**Task objective**
Without the pictures, copy the entries below word for word.
The data section start
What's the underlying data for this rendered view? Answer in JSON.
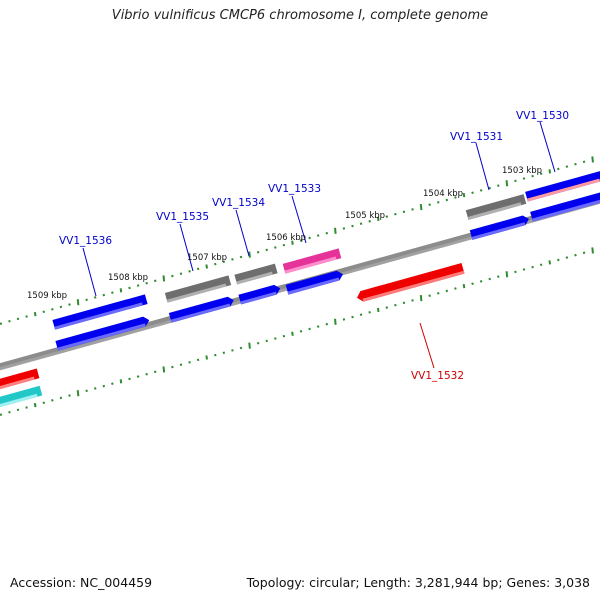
{
  "title": "Vibrio vulnificus CMCP6 chromosome I, complete genome",
  "footer": {
    "accession": "Accession: NC_004459",
    "topology": "Topology: circular; Length: 3,281,944 bp; Genes: 3,038"
  },
  "colors": {
    "backbone": "#8c8c8c",
    "tick": "#2e8b2e",
    "forward_blue": "#0000ee",
    "reverse_red": "#ee0000",
    "gray_gene": "#6e6e6e",
    "pink_gene": "#e6339a",
    "cyan_gene": "#22c8c8",
    "label_blue": "#0000cc",
    "label_red": "#cc0000"
  },
  "scale_labels": [
    "1503 kbp",
    "1504 kbp",
    "1505 kbp",
    "1506 kbp",
    "1507 kbp",
    "1508 kbp",
    "1509 kbp"
  ],
  "gene_labels": [
    {
      "name": "VV1_1530",
      "color": "label_blue"
    },
    {
      "name": "VV1_1531",
      "color": "label_blue"
    },
    {
      "name": "VV1_1532",
      "color": "label_red"
    },
    {
      "name": "VV1_1533",
      "color": "label_blue"
    },
    {
      "name": "VV1_1534",
      "color": "label_blue"
    },
    {
      "name": "VV1_1535",
      "color": "label_blue"
    },
    {
      "name": "VV1_1536",
      "color": "label_blue"
    }
  ]
}
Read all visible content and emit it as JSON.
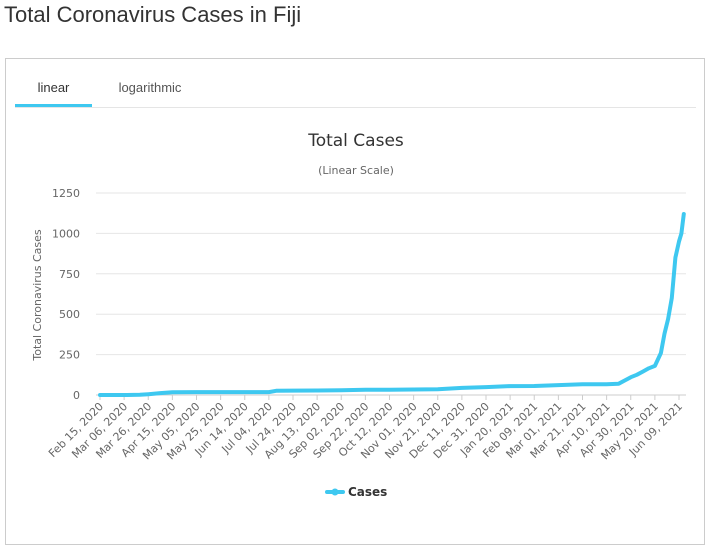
{
  "page": {
    "title": "Total Coronavirus Cases in Fiji"
  },
  "tabs": [
    {
      "label": "linear",
      "active": true
    },
    {
      "label": "logarithmic",
      "active": false
    }
  ],
  "colors": {
    "series": "#3ec8f0",
    "tab_underline": "#3ec8f0"
  },
  "chart_data": {
    "type": "line",
    "title": "Total Cases",
    "subtitle": "(Linear Scale)",
    "ylabel": "Total Coronavirus Cases",
    "xlabel": "",
    "ylim": [
      0,
      1250
    ],
    "yticks": [
      0,
      250,
      500,
      750,
      1000,
      1250
    ],
    "xticks": [
      "Feb 15, 2020",
      "Mar 06, 2020",
      "Mar 26, 2020",
      "Apr 15, 2020",
      "May 05, 2020",
      "May 25, 2020",
      "Jun 14, 2020",
      "Jul 04, 2020",
      "Jul 24, 2020",
      "Aug 13, 2020",
      "Sep 02, 2020",
      "Sep 22, 2020",
      "Oct 12, 2020",
      "Nov 01, 2020",
      "Nov 21, 2020",
      "Dec 11, 2020",
      "Dec 31, 2020",
      "Jan 20, 2021",
      "Feb 09, 2021",
      "Mar 01, 2021",
      "Mar 21, 2021",
      "Apr 10, 2021",
      "Apr 30, 2021",
      "May 20, 2021",
      "Jun 09, 2021"
    ],
    "grid": true,
    "legend": "bottom-center",
    "series": [
      {
        "name": "Cases",
        "x": [
          "Feb 15, 2020",
          "Mar 06, 2020",
          "Mar 19, 2020",
          "Mar 26, 2020",
          "Apr 05, 2020",
          "Apr 15, 2020",
          "May 05, 2020",
          "May 25, 2020",
          "Jun 14, 2020",
          "Jul 04, 2020",
          "Jul 10, 2020",
          "Jul 24, 2020",
          "Aug 13, 2020",
          "Sep 02, 2020",
          "Sep 22, 2020",
          "Oct 12, 2020",
          "Nov 01, 2020",
          "Nov 21, 2020",
          "Dec 11, 2020",
          "Dec 31, 2020",
          "Jan 20, 2021",
          "Feb 09, 2021",
          "Mar 01, 2021",
          "Mar 21, 2021",
          "Apr 10, 2021",
          "Apr 20, 2021",
          "Apr 25, 2021",
          "Apr 30, 2021",
          "May 05, 2021",
          "May 10, 2021",
          "May 15, 2021",
          "May 20, 2021",
          "May 25, 2021",
          "May 28, 2021",
          "May 31, 2021",
          "Jun 03, 2021",
          "Jun 06, 2021",
          "Jun 09, 2021",
          "Jun 11, 2021",
          "Jun 13, 2021"
        ],
        "y": [
          0,
          0,
          1,
          5,
          12,
          17,
          18,
          18,
          18,
          18,
          26,
          27,
          28,
          30,
          32,
          33,
          34,
          35,
          44,
          49,
          55,
          56,
          61,
          67,
          67,
          70,
          90,
          110,
          125,
          145,
          165,
          180,
          260,
          380,
          470,
          600,
          850,
          950,
          1000,
          1120
        ]
      }
    ]
  }
}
The data section end
**Completed task**
What's the underlying data for this rendered view? Answer in JSON.
{
  "title": "Vibrio vulnificus CMCP6 chromosome I, complete genome",
  "footer": {
    "accession": "Accession: NC_004459",
    "topology": "Topology: circular; Length: 3,281,944 bp; Genes: 3,038"
  },
  "colors": {
    "backbone": "#8c8c8c",
    "tick": "#2e8b2e",
    "forward_blue": "#0000ee",
    "reverse_red": "#ee0000",
    "gray_gene": "#6e6e6e",
    "pink_gene": "#e6339a",
    "cyan_gene": "#22c8c8",
    "label_blue": "#0000cc",
    "label_red": "#cc0000"
  },
  "scale_labels": [
    "1503 kbp",
    "1504 kbp",
    "1505 kbp",
    "1506 kbp",
    "1507 kbp",
    "1508 kbp",
    "1509 kbp"
  ],
  "gene_labels": [
    {
      "name": "VV1_1530",
      "color": "label_blue"
    },
    {
      "name": "VV1_1531",
      "color": "label_blue"
    },
    {
      "name": "VV1_1532",
      "color": "label_red"
    },
    {
      "name": "VV1_1533",
      "color": "label_blue"
    },
    {
      "name": "VV1_1534",
      "color": "label_blue"
    },
    {
      "name": "VV1_1535",
      "color": "label_blue"
    },
    {
      "name": "VV1_1536",
      "color": "label_blue"
    }
  ]
}
Read all visible content and emit it as JSON.
{
  "page": {
    "title": "Total Coronavirus Cases in Fiji"
  },
  "tabs": [
    {
      "label": "linear",
      "active": true
    },
    {
      "label": "logarithmic",
      "active": false
    }
  ],
  "colors": {
    "series": "#3ec8f0",
    "tab_underline": "#3ec8f0"
  },
  "chart_data": {
    "type": "line",
    "title": "Total Cases",
    "subtitle": "(Linear Scale)",
    "ylabel": "Total Coronavirus Cases",
    "xlabel": "",
    "ylim": [
      0,
      1250
    ],
    "yticks": [
      0,
      250,
      500,
      750,
      1000,
      1250
    ],
    "xticks": [
      "Feb 15, 2020",
      "Mar 06, 2020",
      "Mar 26, 2020",
      "Apr 15, 2020",
      "May 05, 2020",
      "May 25, 2020",
      "Jun 14, 2020",
      "Jul 04, 2020",
      "Jul 24, 2020",
      "Aug 13, 2020",
      "Sep 02, 2020",
      "Sep 22, 2020",
      "Oct 12, 2020",
      "Nov 01, 2020",
      "Nov 21, 2020",
      "Dec 11, 2020",
      "Dec 31, 2020",
      "Jan 20, 2021",
      "Feb 09, 2021",
      "Mar 01, 2021",
      "Mar 21, 2021",
      "Apr 10, 2021",
      "Apr 30, 2021",
      "May 20, 2021",
      "Jun 09, 2021"
    ],
    "grid": true,
    "legend": "bottom-center",
    "series": [
      {
        "name": "Cases",
        "x": [
          "Feb 15, 2020",
          "Mar 06, 2020",
          "Mar 19, 2020",
          "Mar 26, 2020",
          "Apr 05, 2020",
          "Apr 15, 2020",
          "May 05, 2020",
          "May 25, 2020",
          "Jun 14, 2020",
          "Jul 04, 2020",
          "Jul 10, 2020",
          "Jul 24, 2020",
          "Aug 13, 2020",
          "Sep 02, 2020",
          "Sep 22, 2020",
          "Oct 12, 2020",
          "Nov 01, 2020",
          "Nov 21, 2020",
          "Dec 11, 2020",
          "Dec 31, 2020",
          "Jan 20, 2021",
          "Feb 09, 2021",
          "Mar 01, 2021",
          "Mar 21, 2021",
          "Apr 10, 2021",
          "Apr 20, 2021",
          "Apr 25, 2021",
          "Apr 30, 2021",
          "May 05, 2021",
          "May 10, 2021",
          "May 15, 2021",
          "May 20, 2021",
          "May 25, 2021",
          "May 28, 2021",
          "May 31, 2021",
          "Jun 03, 2021",
          "Jun 06, 2021",
          "Jun 09, 2021",
          "Jun 11, 2021",
          "Jun 13, 2021"
        ],
        "y": [
          0,
          0,
          1,
          5,
          12,
          17,
          18,
          18,
          18,
          18,
          26,
          27,
          28,
          30,
          32,
          33,
          34,
          35,
          44,
          49,
          55,
          56,
          61,
          67,
          67,
          70,
          90,
          110,
          125,
          145,
          165,
          180,
          260,
          380,
          470,
          600,
          850,
          950,
          1000,
          1120
        ]
      }
    ]
  }
}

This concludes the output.